--- start of Dataset records ---

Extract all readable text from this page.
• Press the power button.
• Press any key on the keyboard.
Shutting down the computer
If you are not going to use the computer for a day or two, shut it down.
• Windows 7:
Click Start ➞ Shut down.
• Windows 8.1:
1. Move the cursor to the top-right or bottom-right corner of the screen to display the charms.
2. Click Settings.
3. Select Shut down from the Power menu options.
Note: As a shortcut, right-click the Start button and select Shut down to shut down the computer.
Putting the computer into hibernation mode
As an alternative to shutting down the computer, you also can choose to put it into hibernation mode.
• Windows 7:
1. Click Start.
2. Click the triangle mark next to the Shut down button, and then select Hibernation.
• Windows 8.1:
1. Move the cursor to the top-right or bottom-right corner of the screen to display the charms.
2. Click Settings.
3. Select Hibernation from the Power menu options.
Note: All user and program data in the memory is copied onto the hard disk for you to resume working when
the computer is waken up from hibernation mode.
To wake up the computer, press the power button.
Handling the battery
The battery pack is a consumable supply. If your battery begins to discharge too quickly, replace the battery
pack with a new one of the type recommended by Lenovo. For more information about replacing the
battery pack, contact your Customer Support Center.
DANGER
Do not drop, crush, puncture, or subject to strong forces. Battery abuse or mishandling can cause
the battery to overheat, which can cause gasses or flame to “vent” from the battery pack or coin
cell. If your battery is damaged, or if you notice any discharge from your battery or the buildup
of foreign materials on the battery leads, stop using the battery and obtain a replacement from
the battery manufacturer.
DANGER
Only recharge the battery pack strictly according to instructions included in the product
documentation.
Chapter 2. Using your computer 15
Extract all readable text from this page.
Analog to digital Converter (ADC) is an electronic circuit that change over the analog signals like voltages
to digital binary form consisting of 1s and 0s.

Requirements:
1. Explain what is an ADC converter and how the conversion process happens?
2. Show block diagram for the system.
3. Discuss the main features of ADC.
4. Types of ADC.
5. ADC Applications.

--- end of Dataset records ---

## Requirement
Write out every line of the preceding listing that contains "discharge".

## Solution to the problem
The battery pack is a consumable supply. If your battery begins to discharge too quickly, replace the battery
cell. If your battery is damaged, or if you notice any discharge from your battery or the buildup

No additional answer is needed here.